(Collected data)
--------------------------------------------------

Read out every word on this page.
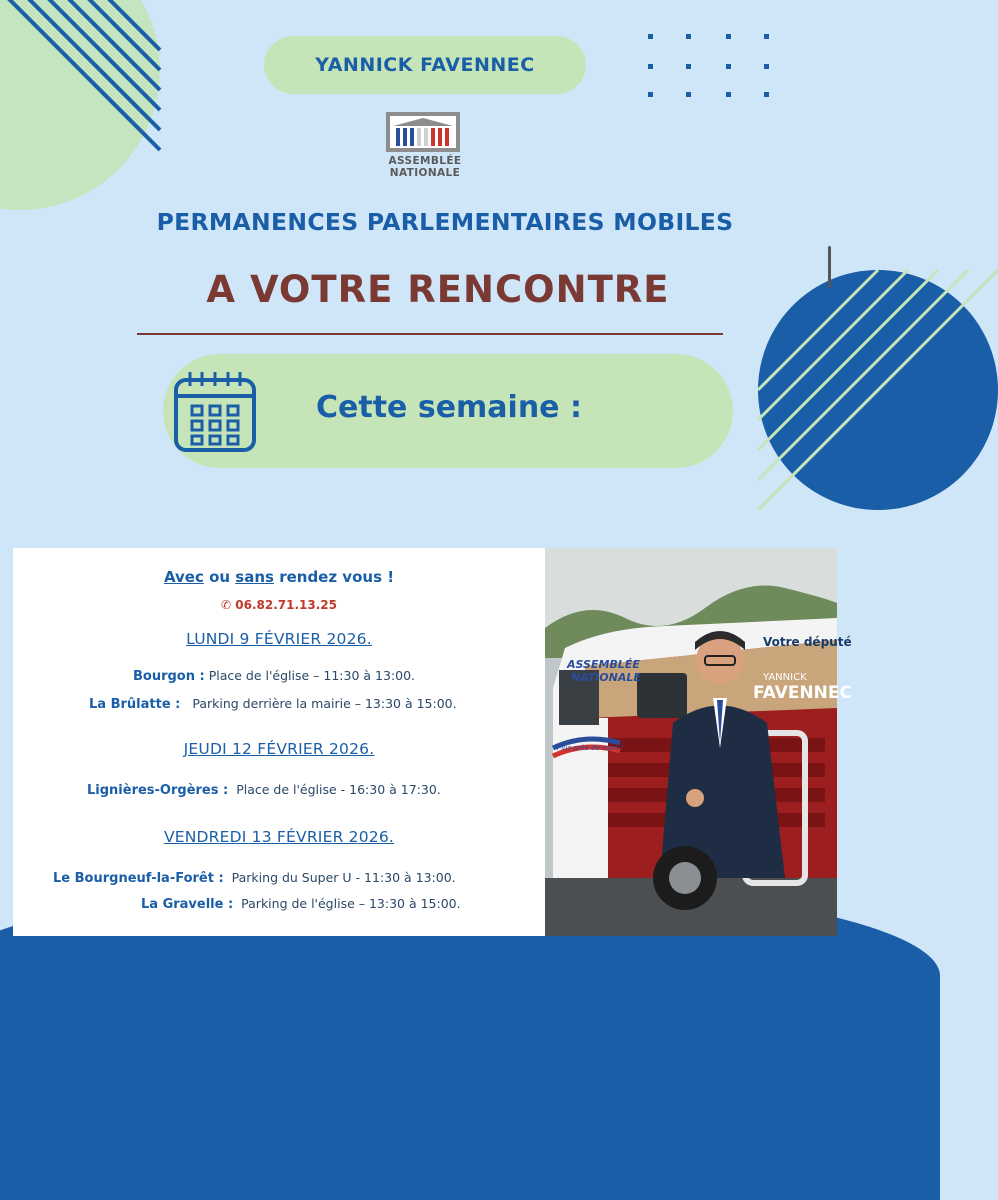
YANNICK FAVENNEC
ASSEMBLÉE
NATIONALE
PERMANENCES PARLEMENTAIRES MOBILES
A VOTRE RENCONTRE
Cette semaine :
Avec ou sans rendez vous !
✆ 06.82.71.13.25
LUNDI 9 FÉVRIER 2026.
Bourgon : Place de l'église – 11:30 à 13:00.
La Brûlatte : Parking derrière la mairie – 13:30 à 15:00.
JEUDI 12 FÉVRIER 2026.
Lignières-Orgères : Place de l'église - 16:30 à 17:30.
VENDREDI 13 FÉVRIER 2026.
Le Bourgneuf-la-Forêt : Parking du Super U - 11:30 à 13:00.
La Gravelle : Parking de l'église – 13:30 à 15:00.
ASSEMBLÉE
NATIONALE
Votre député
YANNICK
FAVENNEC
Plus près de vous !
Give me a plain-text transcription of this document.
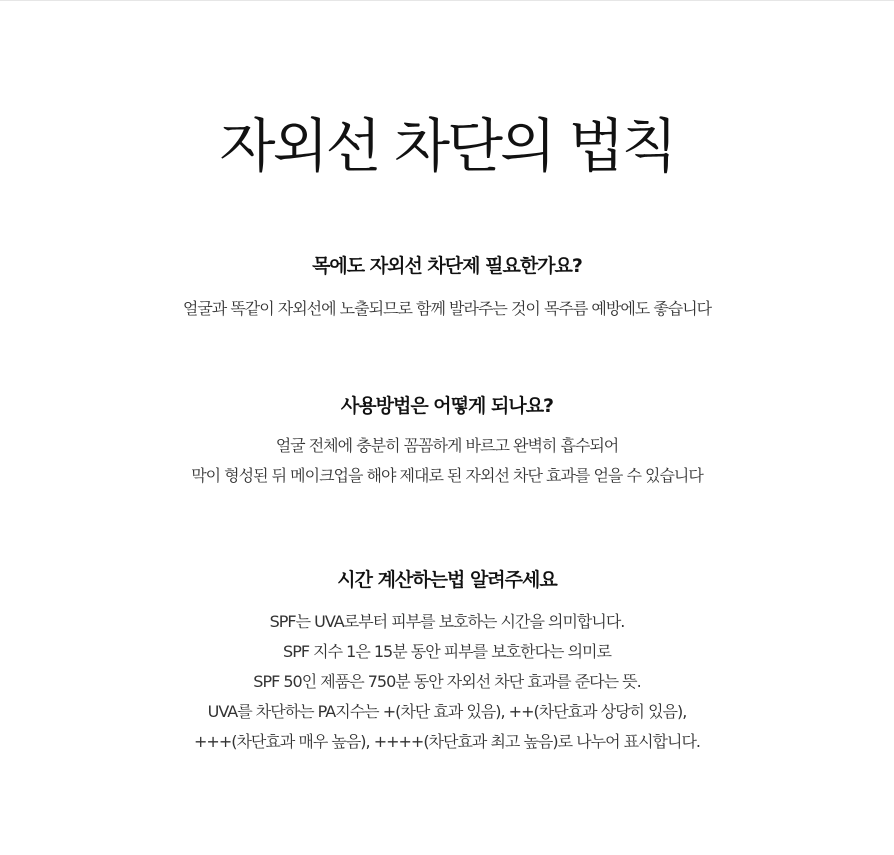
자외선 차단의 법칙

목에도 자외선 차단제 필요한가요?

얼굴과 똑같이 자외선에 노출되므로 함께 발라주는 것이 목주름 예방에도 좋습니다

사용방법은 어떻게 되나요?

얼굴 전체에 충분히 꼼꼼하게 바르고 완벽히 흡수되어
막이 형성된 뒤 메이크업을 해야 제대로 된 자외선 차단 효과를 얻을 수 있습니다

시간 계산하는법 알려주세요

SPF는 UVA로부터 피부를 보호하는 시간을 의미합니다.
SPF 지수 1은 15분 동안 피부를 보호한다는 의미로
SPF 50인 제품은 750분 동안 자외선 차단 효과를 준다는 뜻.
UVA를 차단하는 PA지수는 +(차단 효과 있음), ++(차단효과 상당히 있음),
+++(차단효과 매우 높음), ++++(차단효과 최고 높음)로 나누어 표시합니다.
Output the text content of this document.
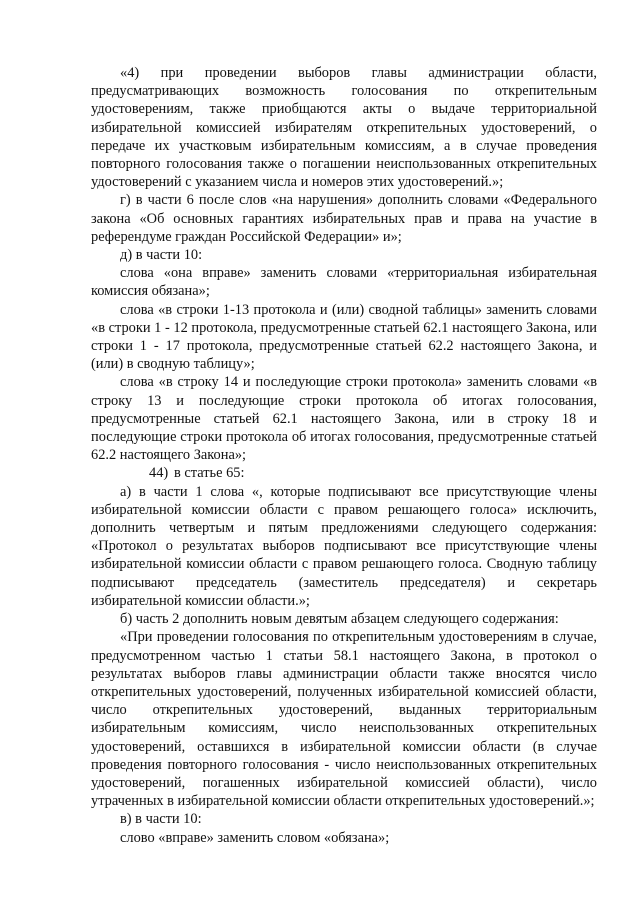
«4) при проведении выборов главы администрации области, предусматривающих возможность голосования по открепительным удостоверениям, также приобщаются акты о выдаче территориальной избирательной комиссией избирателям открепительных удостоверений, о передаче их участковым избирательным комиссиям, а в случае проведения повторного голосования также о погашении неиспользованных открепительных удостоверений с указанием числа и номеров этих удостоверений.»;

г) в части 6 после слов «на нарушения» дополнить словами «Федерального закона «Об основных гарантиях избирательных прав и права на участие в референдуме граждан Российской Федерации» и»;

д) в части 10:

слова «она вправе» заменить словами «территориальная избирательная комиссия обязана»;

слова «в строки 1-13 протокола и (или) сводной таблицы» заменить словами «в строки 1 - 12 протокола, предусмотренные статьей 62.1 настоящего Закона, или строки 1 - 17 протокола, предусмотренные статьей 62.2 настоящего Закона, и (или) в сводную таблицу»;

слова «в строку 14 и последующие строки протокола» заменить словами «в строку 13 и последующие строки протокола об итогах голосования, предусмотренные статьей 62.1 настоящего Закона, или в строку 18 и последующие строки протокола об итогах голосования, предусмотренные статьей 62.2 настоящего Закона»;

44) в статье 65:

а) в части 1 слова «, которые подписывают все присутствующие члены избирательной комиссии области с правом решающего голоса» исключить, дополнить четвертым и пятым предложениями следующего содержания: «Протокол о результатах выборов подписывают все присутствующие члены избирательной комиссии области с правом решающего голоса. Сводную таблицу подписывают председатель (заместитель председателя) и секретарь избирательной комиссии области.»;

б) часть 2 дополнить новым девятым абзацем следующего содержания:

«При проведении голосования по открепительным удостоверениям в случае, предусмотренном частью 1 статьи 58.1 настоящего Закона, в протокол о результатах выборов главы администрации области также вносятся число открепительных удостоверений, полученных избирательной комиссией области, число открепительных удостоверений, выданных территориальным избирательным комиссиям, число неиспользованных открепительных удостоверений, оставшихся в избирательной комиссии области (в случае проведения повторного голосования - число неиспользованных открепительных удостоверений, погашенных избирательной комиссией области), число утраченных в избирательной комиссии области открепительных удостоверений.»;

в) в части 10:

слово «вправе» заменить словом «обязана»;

--------------------------------------------------

Task prompt →
List the lines of the records where "Place" occurs.

The response →
Bourgon : Place de l'église – 11:30 à 13:00.
Lignières-Orgères : Place de l'église - 16:30 à 17:30.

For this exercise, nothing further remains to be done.